- [OBJECTIVE]
Print, exactly and completely, every entry in the data.

Saved entries:
— BEGIN —

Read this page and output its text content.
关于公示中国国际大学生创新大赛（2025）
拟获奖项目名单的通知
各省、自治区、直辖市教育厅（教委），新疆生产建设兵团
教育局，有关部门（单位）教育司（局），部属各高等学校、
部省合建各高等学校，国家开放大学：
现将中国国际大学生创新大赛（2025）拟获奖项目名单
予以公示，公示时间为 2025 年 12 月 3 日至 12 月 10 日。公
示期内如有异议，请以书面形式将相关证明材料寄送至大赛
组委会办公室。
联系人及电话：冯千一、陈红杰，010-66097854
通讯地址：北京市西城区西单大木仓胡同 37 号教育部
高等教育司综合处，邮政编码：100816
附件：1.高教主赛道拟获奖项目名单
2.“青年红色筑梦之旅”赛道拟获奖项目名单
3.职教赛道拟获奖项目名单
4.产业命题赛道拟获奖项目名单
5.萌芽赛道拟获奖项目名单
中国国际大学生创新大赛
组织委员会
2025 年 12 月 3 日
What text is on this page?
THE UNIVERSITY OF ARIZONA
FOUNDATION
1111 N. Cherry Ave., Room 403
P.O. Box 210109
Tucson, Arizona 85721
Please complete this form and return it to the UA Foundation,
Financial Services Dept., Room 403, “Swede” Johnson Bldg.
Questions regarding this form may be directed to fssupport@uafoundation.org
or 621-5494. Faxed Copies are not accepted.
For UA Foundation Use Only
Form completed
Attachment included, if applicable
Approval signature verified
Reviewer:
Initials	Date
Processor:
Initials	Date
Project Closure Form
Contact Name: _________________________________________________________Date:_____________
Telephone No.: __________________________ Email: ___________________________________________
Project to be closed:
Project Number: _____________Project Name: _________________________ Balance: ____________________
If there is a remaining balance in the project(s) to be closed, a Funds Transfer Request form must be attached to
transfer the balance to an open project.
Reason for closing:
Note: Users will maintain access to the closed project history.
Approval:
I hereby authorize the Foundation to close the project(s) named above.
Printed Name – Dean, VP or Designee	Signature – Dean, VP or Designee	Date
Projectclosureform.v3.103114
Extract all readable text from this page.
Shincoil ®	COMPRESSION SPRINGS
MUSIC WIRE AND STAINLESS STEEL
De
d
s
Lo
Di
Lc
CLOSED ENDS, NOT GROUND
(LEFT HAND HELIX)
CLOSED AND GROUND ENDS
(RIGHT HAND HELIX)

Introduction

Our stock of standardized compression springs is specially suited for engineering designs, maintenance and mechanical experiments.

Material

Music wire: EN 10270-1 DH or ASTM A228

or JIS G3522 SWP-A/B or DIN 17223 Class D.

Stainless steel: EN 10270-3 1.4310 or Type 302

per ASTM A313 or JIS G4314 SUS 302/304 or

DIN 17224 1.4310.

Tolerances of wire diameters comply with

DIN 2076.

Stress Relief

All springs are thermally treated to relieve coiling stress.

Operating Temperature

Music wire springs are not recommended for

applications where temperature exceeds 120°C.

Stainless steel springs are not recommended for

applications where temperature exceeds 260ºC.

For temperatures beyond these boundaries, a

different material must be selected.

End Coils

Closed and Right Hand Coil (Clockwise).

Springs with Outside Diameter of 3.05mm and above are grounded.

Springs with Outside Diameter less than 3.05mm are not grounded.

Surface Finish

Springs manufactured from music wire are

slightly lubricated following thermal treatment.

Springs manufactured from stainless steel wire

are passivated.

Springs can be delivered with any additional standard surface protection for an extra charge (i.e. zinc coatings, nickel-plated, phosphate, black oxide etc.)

— END —

- [THE SOLUTION]
Read this page and output its text content.
关于公示中国国际大学生创新大赛（2025）
拟获奖项目名单的通知
各省、自治区、直辖市教育厅（教委），新疆生产建设兵团
教育局，有关部门（单位）教育司（局），部属各高等学校、
部省合建各高等学校，国家开放大学：
现将中国国际大学生创新大赛（2025）拟获奖项目名单
予以公示，公示时间为 2025 年 12 月 3 日至 12 月 10 日。公
示期内如有异议，请以书面形式将相关证明材料寄送至大赛
组委会办公室。
联系人及电话：冯千一、陈红杰，010-66097854
通讯地址：北京市西城区西单大木仓胡同 37 号教育部
高等教育司综合处，邮政编码：100816
附件：1.高教主赛道拟获奖项目名单
2.“青年红色筑梦之旅”赛道拟获奖项目名单
3.职教赛道拟获奖项目名单
4.产业命题赛道拟获奖项目名单
5.萌芽赛道拟获奖项目名单
中国国际大学生创新大赛
组织委员会
2025 年 12 月 3 日
What text is on this page?
THE UNIVERSITY OF ARIZONA
FOUNDATION
1111 N. Cherry Ave., Room 403
P.O. Box 210109
Tucson, Arizona 85721
Please complete this form and return it to the UA Foundation,
Financial Services Dept., Room 403, “Swede” Johnson Bldg.
Questions regarding this form may be directed to fssupport@uafoundation.org
or 621-5494. Faxed Copies are not accepted.
For UA Foundation Use Only
Form completed
Attachment included, if applicable
Approval signature verified
Reviewer:
Initials	Date
Processor:
Initials	Date
Project Closure Form
Contact Name: _________________________________________________________Date:_____________
Telephone No.: __________________________ Email: ___________________________________________
Project to be closed:
Project Number: _____________Project Name: _________________________ Balance: ____________________
If there is a remaining balance in the project(s) to be closed, a Funds Transfer Request form must be attached to
transfer the balance to an open project.
Reason for closing:
Note: Users will maintain access to the closed project history.
Approval:
I hereby authorize the Foundation to close the project(s) named above.
Printed Name – Dean, VP or Designee	Signature – Dean, VP or Designee	Date
Projectclosureform.v3.103114
Extract all readable text from this page.
Shincoil ®	COMPRESSION SPRINGS
MUSIC WIRE AND STAINLESS STEEL
De
d
s
Lo
Di
Lc
CLOSED ENDS, NOT GROUND
(LEFT HAND HELIX)
CLOSED AND GROUND ENDS
(RIGHT HAND HELIX)

Introduction

Our stock of standardized compression springs is specially suited for engineering designs, maintenance and mechanical experiments.

Material

Music wire: EN 10270-1 DH or ASTM A228

or JIS G3522 SWP-A/B or DIN 17223 Class D.

Stainless steel: EN 10270-3 1.4310 or Type 302

per ASTM A313 or JIS G4314 SUS 302/304 or

DIN 17224 1.4310.

Tolerances of wire diameters comply with

DIN 2076.

Stress Relief

All springs are thermally treated to relieve coiling stress.

Operating Temperature

Music wire springs are not recommended for

applications where temperature exceeds 120°C.

Stainless steel springs are not recommended for

applications where temperature exceeds 260ºC.

For temperatures beyond these boundaries, a

different material must be selected.

End Coils

Closed and Right Hand Coil (Clockwise).

Springs with Outside Diameter of 3.05mm and above are grounded.

Springs with Outside Diameter less than 3.05mm are not grounded.

Surface Finish

Springs manufactured from music wire are

slightly lubricated following thermal treatment.

Springs manufactured from stainless steel wire

are passivated.

Springs can be delivered with any additional standard surface protection for an extra charge (i.e. zinc coatings, nickel-plated, phosphate, black oxide etc.)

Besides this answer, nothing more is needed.